▶ Exercise description:
Extract each line of the material that follows exactly and omit its pictures.

BEGIN Given data

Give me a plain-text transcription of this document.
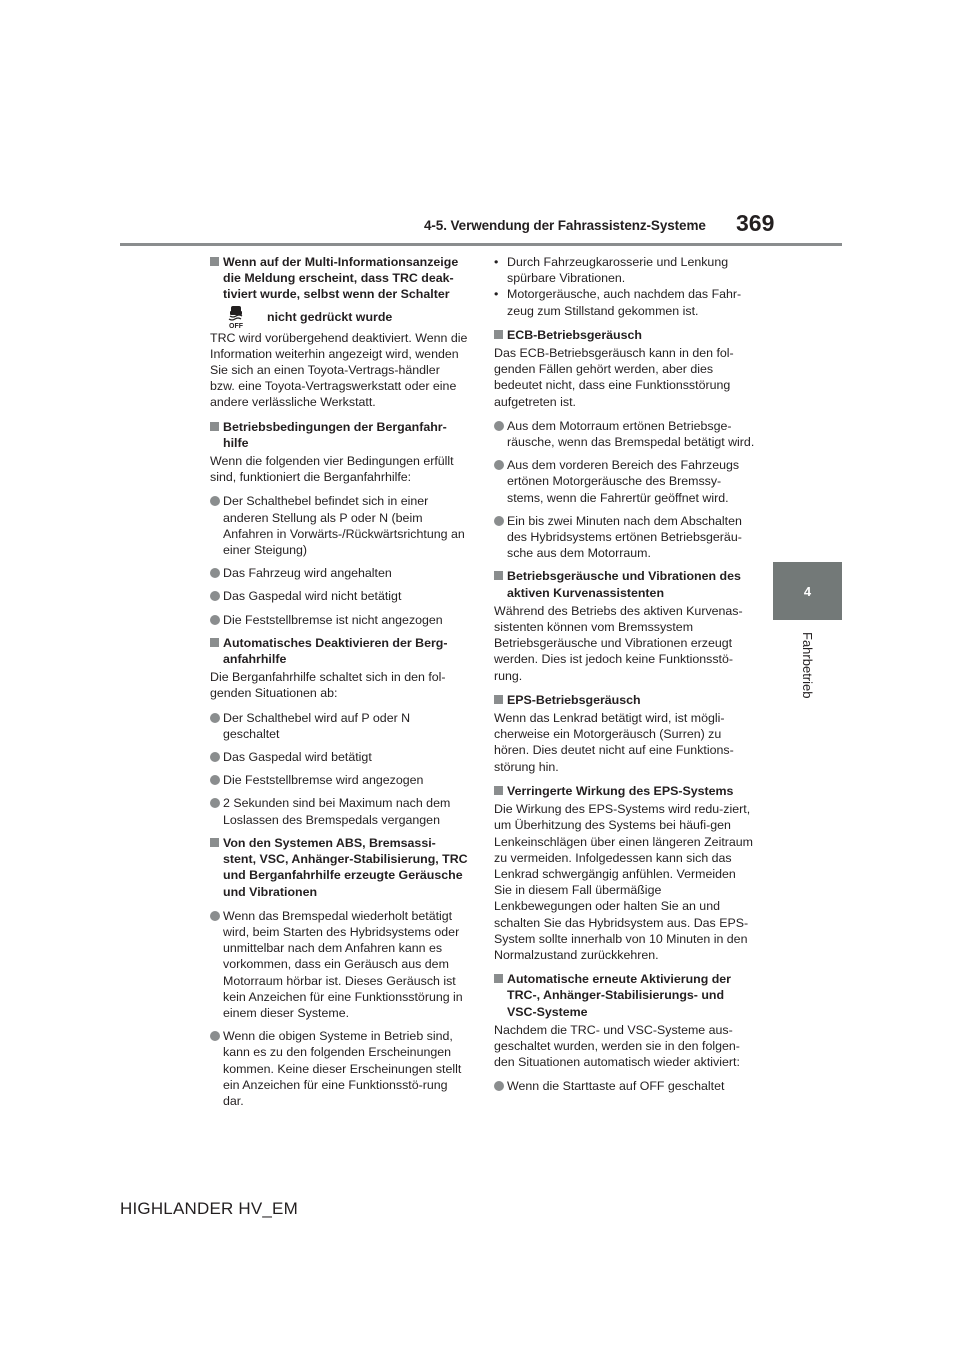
4-5. Verwendung der Fahrassistenz-Systeme 369
4
Fahrbetrieb
Wenn auf der Multi-Informationsanzeige die Meldung erscheint, dass TRC deak-tiviert wurde, selbst wenn der Schalter
OFF
nicht gedrückt wurde
TRC wird vorübergehend deaktiviert. Wenn die Information weiterhin angezeigt wird, wenden Sie sich an einen Toyota-Vertrags-händler bzw. eine Toyota-Vertragswerkstatt oder eine andere verlässliche Werkstatt.
Betriebsbedingungen der Berganfahr-hilfe
Wenn die folgenden vier Bedingungen erfüllt sind, funktioniert die Berganfahrhilfe:
Der Schalthebel befindet sich in einer anderen Stellung als P oder N (beim Anfahren in Vorwärts-/Rückwärtsrichtung an einer Steigung)
Das Fahrzeug wird angehalten
Das Gaspedal wird nicht betätigt
Die Feststellbremse ist nicht angezogen
Automatisches Deaktivieren der Berg-anfahrhilfe
Die Berganfahrhilfe schaltet sich in den fol-genden Situationen ab:
Der Schalthebel wird auf P oder N geschaltet
Das Gaspedal wird betätigt
Die Feststellbremse wird angezogen
2 Sekunden sind bei Maximum nach dem Loslassen des Bremspedals vergangen
Von den Systemen ABS, Bremsassi-stent, VSC, Anhänger-Stabilisierung, TRC und Berganfahrhilfe erzeugte Geräusche und Vibrationen
Wenn das Bremspedal wiederholt betätigt wird, beim Starten des Hybridsystems oder unmittelbar nach dem Anfahren kann es vorkommen, dass ein Geräusch aus dem Motorraum hörbar ist. Dieses Geräusch ist kein Anzeichen für eine Funktionsstörung in einem dieser Systeme.
Wenn die obigen Systeme in Betrieb sind, kann es zu den folgenden Erscheinungen kommen. Keine dieser Erscheinungen stellt ein Anzeichen für eine Funktionsstö-rung dar.
• Durch Fahrzeugkarosserie und Lenkung spürbare Vibrationen.
• Motorgeräusche, auch nachdem das Fahr-zeug zum Stillstand gekommen ist.
ECB-Betriebsgeräusch
Das ECB-Betriebsgeräusch kann in den fol-genden Fällen gehört werden, aber dies bedeutet nicht, dass eine Funktionsstörung aufgetreten ist.
Aus dem Motorraum ertönen Betriebsge-räusche, wenn das Bremspedal betätigt wird.
Aus dem vorderen Bereich des Fahrzeugs ertönen Motorgeräusche des Bremssy-stems, wenn die Fahrertür geöffnet wird.
Ein bis zwei Minuten nach dem Abschalten des Hybridsystems ertönen Betriebsgeräu-sche aus dem Motorraum.
Betriebsgeräusche und Vibrationen des aktiven Kurvenassistenten
Während des Betriebs des aktiven Kurvenas-sistenten können vom Bremssystem Betriebsgeräusche und Vibrationen erzeugt werden. Dies ist jedoch keine Funktionsstö-rung.
EPS-Betriebsgeräusch
Wenn das Lenkrad betätigt wird, ist mögli-cherweise ein Motorgeräusch (Surren) zu hören. Dies deutet nicht auf eine Funktions-störung hin.
Verringerte Wirkung des EPS-Systems
Die Wirkung des EPS-Systems wird redu-ziert, um Überhitzung des Systems bei häufi-gen Lenkeinschlägen über einen längeren Zeitraum zu vermeiden. Infolgedessen kann sich das Lenkrad schwergängig anfühlen. Vermeiden Sie in diesem Fall übermäßige Lenkbewegungen oder halten Sie an und schalten Sie das Hybridsystem aus. Das EPS-System sollte innerhalb von 10 Minuten in den Normalzustand zurückkehren.
Automatische erneute Aktivierung der TRC-, Anhänger-Stabilisierungs- und VSC-Systeme
Nachdem die TRC- und VSC-Systeme aus-geschaltet wurden, werden sie in den folgen-den Situationen automatisch wieder aktiviert:
Wenn die Starttaste auf OFF geschaltet
HIGHLANDER HV_EM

END Given data

▶ Exercise response:
Give me a plain-text transcription of this document.
4-5. Verwendung der Fahrassistenz-Systeme 369
4
Fahrbetrieb
Wenn auf der Multi-Informationsanzeige die Meldung erscheint, dass TRC deak-tiviert wurde, selbst wenn der Schalter
OFF
nicht gedrückt wurde
TRC wird vorübergehend deaktiviert. Wenn die Information weiterhin angezeigt wird, wenden Sie sich an einen Toyota-Vertrags-händler bzw. eine Toyota-Vertragswerkstatt oder eine andere verlässliche Werkstatt.
Betriebsbedingungen der Berganfahr-hilfe
Wenn die folgenden vier Bedingungen erfüllt sind, funktioniert die Berganfahrhilfe:
Der Schalthebel befindet sich in einer anderen Stellung als P oder N (beim Anfahren in Vorwärts-/Rückwärtsrichtung an einer Steigung)
Das Fahrzeug wird angehalten
Das Gaspedal wird nicht betätigt
Die Feststellbremse ist nicht angezogen
Automatisches Deaktivieren der Berg-anfahrhilfe
Die Berganfahrhilfe schaltet sich in den fol-genden Situationen ab:
Der Schalthebel wird auf P oder N geschaltet
Das Gaspedal wird betätigt
Die Feststellbremse wird angezogen
2 Sekunden sind bei Maximum nach dem Loslassen des Bremspedals vergangen
Von den Systemen ABS, Bremsassi-stent, VSC, Anhänger-Stabilisierung, TRC und Berganfahrhilfe erzeugte Geräusche und Vibrationen
Wenn das Bremspedal wiederholt betätigt wird, beim Starten des Hybridsystems oder unmittelbar nach dem Anfahren kann es vorkommen, dass ein Geräusch aus dem Motorraum hörbar ist. Dieses Geräusch ist kein Anzeichen für eine Funktionsstörung in einem dieser Systeme.
Wenn die obigen Systeme in Betrieb sind, kann es zu den folgenden Erscheinungen kommen. Keine dieser Erscheinungen stellt ein Anzeichen für eine Funktionsstö-rung dar.
• Durch Fahrzeugkarosserie und Lenkung spürbare Vibrationen.
• Motorgeräusche, auch nachdem das Fahr-zeug zum Stillstand gekommen ist.
ECB-Betriebsgeräusch
Das ECB-Betriebsgeräusch kann in den fol-genden Fällen gehört werden, aber dies bedeutet nicht, dass eine Funktionsstörung aufgetreten ist.
Aus dem Motorraum ertönen Betriebsge-räusche, wenn das Bremspedal betätigt wird.
Aus dem vorderen Bereich des Fahrzeugs ertönen Motorgeräusche des Bremssy-stems, wenn die Fahrertür geöffnet wird.
Ein bis zwei Minuten nach dem Abschalten des Hybridsystems ertönen Betriebsgeräu-sche aus dem Motorraum.
Betriebsgeräusche und Vibrationen des aktiven Kurvenassistenten
Während des Betriebs des aktiven Kurvenas-sistenten können vom Bremssystem Betriebsgeräusche und Vibrationen erzeugt werden. Dies ist jedoch keine Funktionsstö-rung.
EPS-Betriebsgeräusch
Wenn das Lenkrad betätigt wird, ist mögli-cherweise ein Motorgeräusch (Surren) zu hören. Dies deutet nicht auf eine Funktions-störung hin.
Verringerte Wirkung des EPS-Systems
Die Wirkung des EPS-Systems wird redu-ziert, um Überhitzung des Systems bei häufi-gen Lenkeinschlägen über einen längeren Zeitraum zu vermeiden. Infolgedessen kann sich das Lenkrad schwergängig anfühlen. Vermeiden Sie in diesem Fall übermäßige Lenkbewegungen oder halten Sie an und schalten Sie das Hybridsystem aus. Das EPS-System sollte innerhalb von 10 Minuten in den Normalzustand zurückkehren.
Automatische erneute Aktivierung der TRC-, Anhänger-Stabilisierungs- und VSC-Systeme
Nachdem die TRC- und VSC-Systeme aus-geschaltet wurden, werden sie in den folgen-den Situationen automatisch wieder aktiviert:
Wenn die Starttaste auf OFF geschaltet
HIGHLANDER HV_EM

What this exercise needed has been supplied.